* WHAT TO PRODUCE
Tell me how many lines hold "Eine", please, using only the number.

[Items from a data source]
^^^^
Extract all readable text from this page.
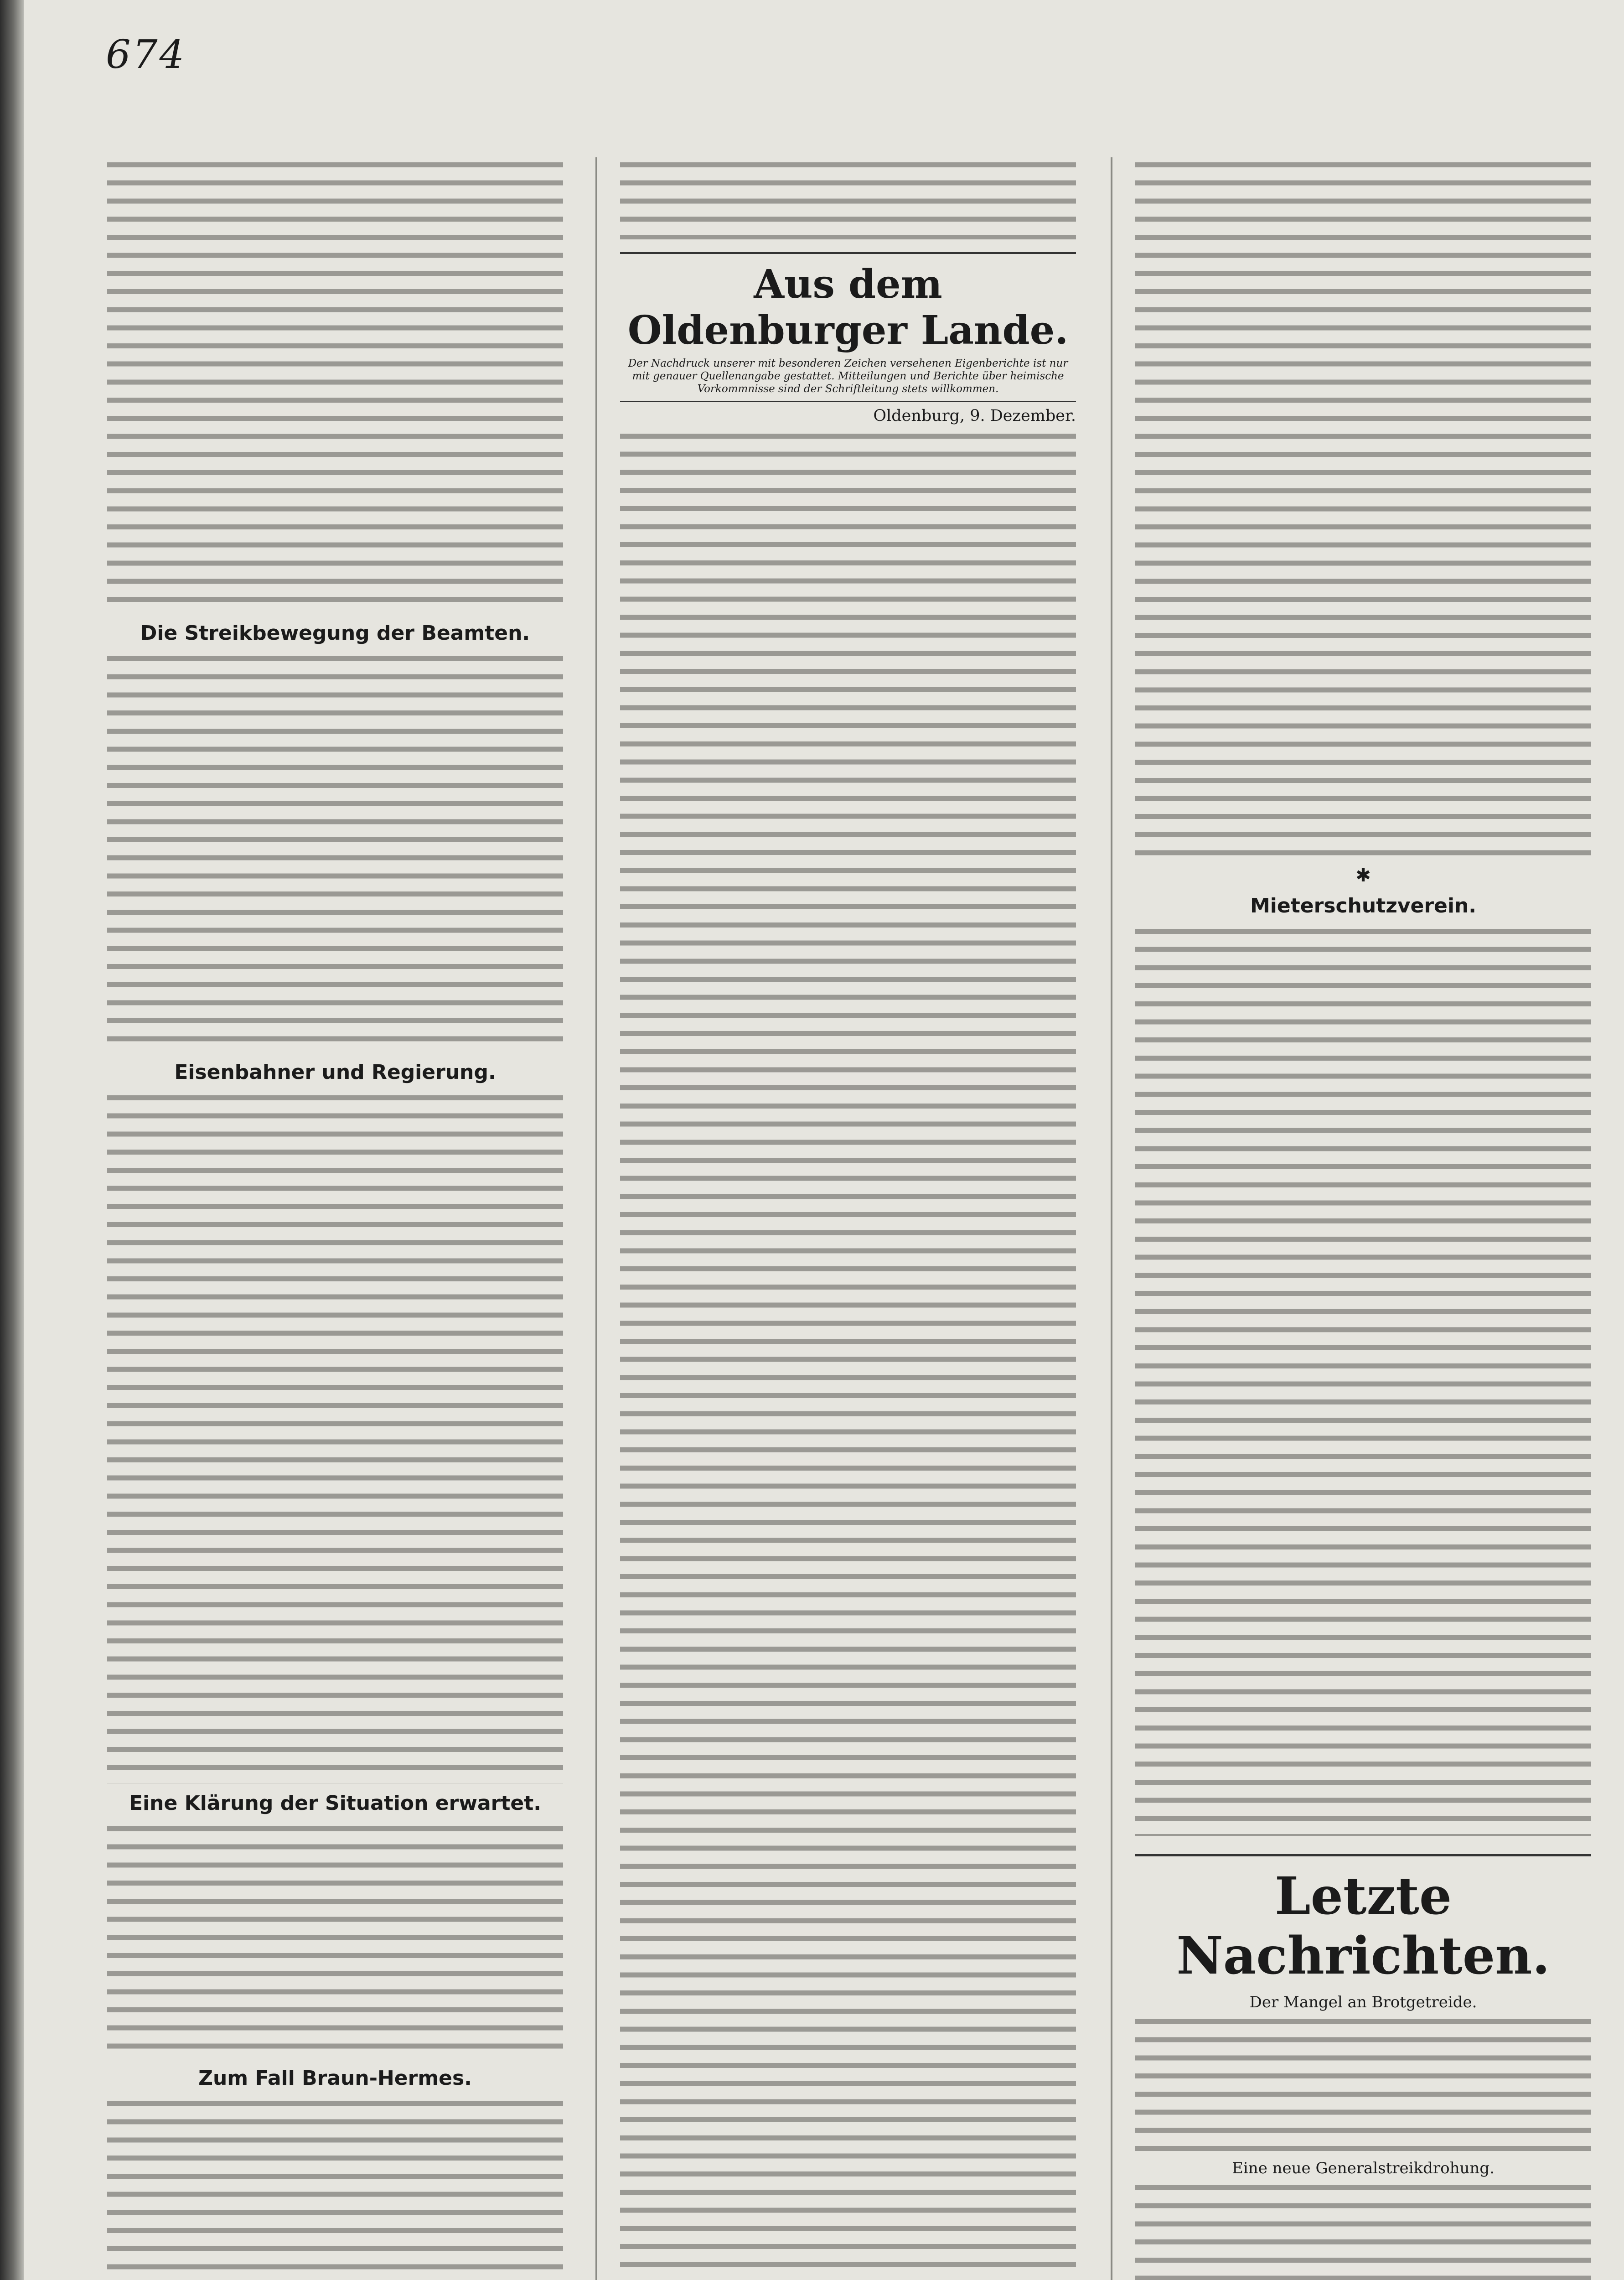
674
Die Streikbewegung der Beamten.
Eisenbahner und Regierung.
Eine Klärung der Situation erwartet.
Zum Fall Braun-Hermes.
Aus dem Oldenburger Lande.
Der Nachdruck unserer mit besonderen Zeichen versehenen Eigenberichte ist nur mit genauer Quellenangabe gestattet. Mitteilungen und Berichte über heimische Vorkommnisse sind der Schriftleitung stets willkommen.
Oldenburg, 9. Dezember.
✱
Mieterschutzverein.
Letzte Nachrichten.
Der Mangel an Brotgetreide.
Eine neue Generalstreikdrohung.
^^^^
* CORRECT RESULT
2